(EXERCISE PROMPT):
Work out the number of lines with "JSON" in them. Reply with that number and no other words.

--- Start ---

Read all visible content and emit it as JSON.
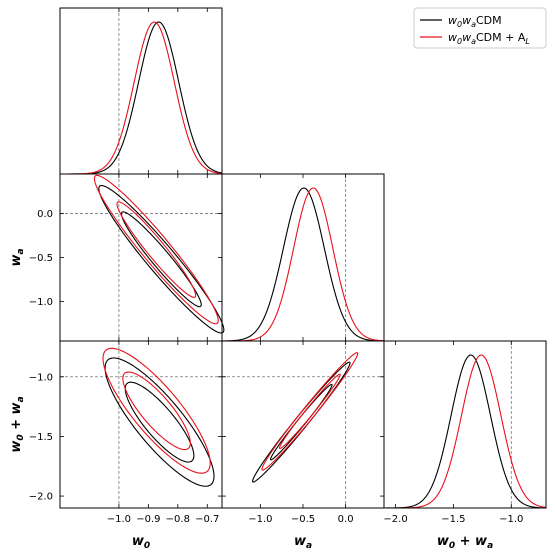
{
  "chart_data": {
    "type": "triangle",
    "parameters": [
      {
        "key": "w0",
        "label_main": "w",
        "label_sub": "0",
        "range": [
          -1.2,
          -0.65
        ],
        "ticks": [
          -1.0,
          -0.9,
          -0.8,
          -0.7
        ],
        "tick_labels": [
          "−1.0",
          "−0.9",
          "−0.8",
          "−0.7"
        ],
        "ref": -1.0
      },
      {
        "key": "wa",
        "label_main": "w",
        "label_sub": "a",
        "range": [
          -1.45,
          0.45
        ],
        "ticks": [
          -1.0,
          -0.5,
          0.0
        ],
        "tick_labels": [
          "−1.0",
          "−0.5",
          "0.0"
        ],
        "ref": 0.0
      },
      {
        "key": "w0wa",
        "label_main": "w",
        "label_sub": "0",
        "label_tail": " + w",
        "label_sub2": "a",
        "range": [
          -2.1,
          -0.7
        ],
        "ticks": [
          -2.0,
          -1.5,
          -1.0
        ],
        "tick_labels": [
          "−2.0",
          "−1.5",
          "−1.0"
        ],
        "ref": -1.0
      }
    ],
    "series": [
      {
        "name": "w0waCDM",
        "legend_main": "w",
        "legend_sub1": "0",
        "legend_mid": "w",
        "legend_sub2": "a",
        "legend_tail": "CDM",
        "color": "#000000",
        "w0": {
          "mean": -0.865,
          "sigma": 0.068
        },
        "wa": {
          "mean": -0.49,
          "sigma": 0.24
        },
        "w0wa": {
          "mean": -1.35,
          "sigma": 0.17
        },
        "contours": {
          "w0_wa": [
            {
              "center": [
                -0.856,
                -0.52
              ],
              "p1": [
                0.134,
                -0.534
              ],
              "p2": [
                0.02,
                0.078
              ]
            },
            {
              "center": [
                -0.856,
                -0.52
              ],
              "p1": [
                0.21,
                -0.83
              ],
              "p2": [
                0.031,
                0.122
              ]
            }
          ],
          "w0_w0wa": [
            {
              "center": [
                -0.862,
                -1.38
              ],
              "p1": [
                0.112,
                -0.32
              ],
              "p2": [
                0.032,
                0.098
              ]
            },
            {
              "center": [
                -0.862,
                -1.38
              ],
              "p1": [
                0.178,
                -0.515
              ],
              "p2": [
                0.05,
                0.155
              ]
            }
          ],
          "wa_w0wa": [
            {
              "center": [
                -0.52,
                -1.38
              ],
              "p1": [
                0.36,
                0.315
              ],
              "p2": [
                -0.025,
                0.03
              ]
            },
            {
              "center": [
                -0.52,
                -1.38
              ],
              "p1": [
                0.57,
                0.5
              ],
              "p2": [
                -0.04,
                0.048
              ]
            }
          ]
        }
      },
      {
        "name": "w0waCDM + AL",
        "legend_main": "w",
        "legend_sub1": "0",
        "legend_mid": "w",
        "legend_sub2": "a",
        "legend_tail": "CDM + A",
        "legend_sub3": "L",
        "color": "#e8111a",
        "w0": {
          "mean": -0.88,
          "sigma": 0.068
        },
        "wa": {
          "mean": -0.38,
          "sigma": 0.23
        },
        "w0wa": {
          "mean": -1.26,
          "sigma": 0.17
        },
        "contours": {
          "w0_wa": [
            {
              "center": [
                -0.873,
                -0.41
              ],
              "p1": [
                0.132,
                -0.537
              ],
              "p2": [
                0.02,
                0.078
              ]
            },
            {
              "center": [
                -0.873,
                -0.41
              ],
              "p1": [
                0.208,
                -0.835
              ],
              "p2": [
                0.031,
                0.122
              ]
            }
          ],
          "w0_w0wa": [
            {
              "center": [
                -0.872,
                -1.285
              ],
              "p1": [
                0.11,
                -0.31
              ],
              "p2": [
                0.032,
                0.098
              ]
            },
            {
              "center": [
                -0.872,
                -1.285
              ],
              "p1": [
                0.175,
                -0.5
              ],
              "p2": [
                0.05,
                0.155
              ]
            }
          ],
          "wa_w0wa": [
            {
              "center": [
                -0.42,
                -1.29
              ],
              "p1": [
                0.355,
                0.31
              ],
              "p2": [
                -0.025,
                0.03
              ]
            },
            {
              "center": [
                -0.42,
                -1.29
              ],
              "p1": [
                0.56,
                0.49
              ],
              "p2": [
                -0.04,
                0.048
              ]
            }
          ]
        }
      }
    ],
    "legend": {
      "position": "top-right"
    },
    "grid": false,
    "reference_lines": true
  }
}
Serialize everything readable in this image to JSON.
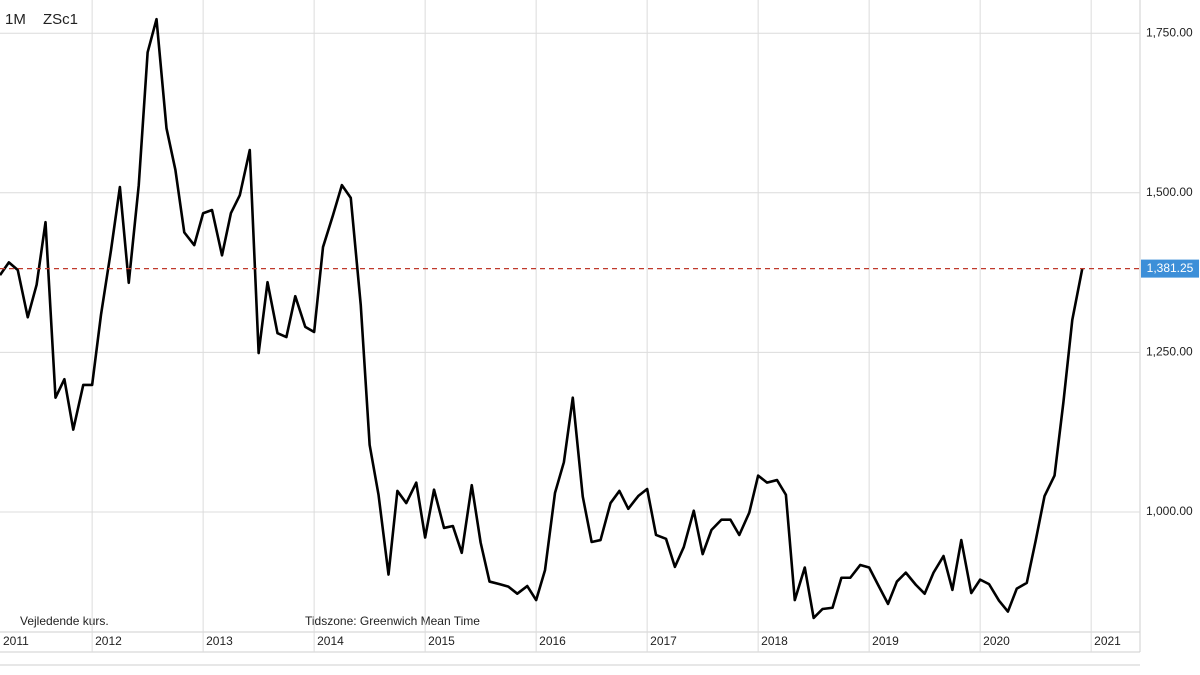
{
  "chart_data": {
    "type": "line",
    "interval": "1M",
    "symbol": "ZSc1",
    "notes": [
      "Vejledende kurs.",
      "Tidszone: Greenwich Mean Time"
    ],
    "x": [
      2011.17,
      2011.25,
      2011.33,
      2011.42,
      2011.5,
      2011.58,
      2011.67,
      2011.75,
      2011.83,
      2011.92,
      2012.0,
      2012.08,
      2012.17,
      2012.25,
      2012.33,
      2012.42,
      2012.5,
      2012.58,
      2012.67,
      2012.75,
      2012.83,
      2012.92,
      2013.0,
      2013.08,
      2013.17,
      2013.25,
      2013.33,
      2013.42,
      2013.5,
      2013.58,
      2013.67,
      2013.75,
      2013.83,
      2013.92,
      2014.0,
      2014.08,
      2014.17,
      2014.25,
      2014.33,
      2014.42,
      2014.5,
      2014.58,
      2014.67,
      2014.75,
      2014.83,
      2014.92,
      2015.0,
      2015.08,
      2015.17,
      2015.25,
      2015.33,
      2015.42,
      2015.5,
      2015.58,
      2015.67,
      2015.75,
      2015.83,
      2015.92,
      2016.0,
      2016.08,
      2016.17,
      2016.25,
      2016.33,
      2016.42,
      2016.5,
      2016.58,
      2016.67,
      2016.75,
      2016.83,
      2016.92,
      2017.0,
      2017.08,
      2017.17,
      2017.25,
      2017.33,
      2017.42,
      2017.5,
      2017.58,
      2017.67,
      2017.75,
      2017.83,
      2017.92,
      2018.0,
      2018.08,
      2018.17,
      2018.25,
      2018.33,
      2018.42,
      2018.5,
      2018.58,
      2018.67,
      2018.75,
      2018.83,
      2018.92,
      2019.0,
      2019.08,
      2019.17,
      2019.25,
      2019.33,
      2019.42,
      2019.5,
      2019.58,
      2019.67,
      2019.75,
      2019.83,
      2019.92,
      2020.0,
      2020.08,
      2020.17,
      2020.25,
      2020.33,
      2020.42,
      2020.5,
      2020.58,
      2020.67,
      2020.75,
      2020.83,
      2020.92
    ],
    "series": [
      {
        "name": "ZSc1",
        "color": "#000000",
        "values": [
          1371,
          1391,
          1379,
          1305,
          1356,
          1454,
          1179,
          1208,
          1129,
          1199,
          1199,
          1309,
          1410,
          1509,
          1359,
          1512,
          1720,
          1772,
          1601,
          1536,
          1438,
          1418,
          1468,
          1473,
          1402,
          1468,
          1496,
          1567,
          1249,
          1360,
          1280,
          1274,
          1338,
          1290,
          1282,
          1415,
          1465,
          1512,
          1492,
          1324,
          1105,
          1027,
          902,
          1033,
          1014,
          1046,
          960,
          1035,
          975,
          978,
          936,
          1042,
          952,
          891,
          887,
          883,
          872,
          884,
          862,
          909,
          1030,
          1078,
          1179,
          1024,
          953,
          956,
          1014,
          1033,
          1005,
          1025,
          1036,
          964,
          958,
          914,
          945,
          1002,
          934,
          972,
          988,
          988,
          964,
          999,
          1057,
          1046,
          1050,
          1027,
          862,
          913,
          834,
          848,
          850,
          897,
          897,
          917,
          913,
          886,
          856,
          891,
          905,
          886,
          872,
          905,
          931,
          878,
          956,
          873,
          894,
          887,
          861,
          844,
          880,
          889,
          955,
          1025,
          1057,
          1172,
          1301,
          1381.25
        ]
      }
    ],
    "reference_line": {
      "value": 1381.25,
      "label": "1,381.25",
      "color": "#c0392b",
      "label_color": "#3d8fd8"
    },
    "xlim": [
      2011.17,
      2021.44
    ],
    "xticks": [
      2011,
      2012,
      2013,
      2014,
      2015,
      2016,
      2017,
      2018,
      2019,
      2020,
      2021
    ],
    "ylim": [
      812,
      1802
    ],
    "yticks": [
      {
        "value": 1000,
        "label": "1,000.00"
      },
      {
        "value": 1250,
        "label": "1,250.00"
      },
      {
        "value": 1500,
        "label": "1,500.00"
      },
      {
        "value": 1750,
        "label": "1,750.00"
      }
    ],
    "grid": true
  }
}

--- End ---

(WRITTEN REPLY):
2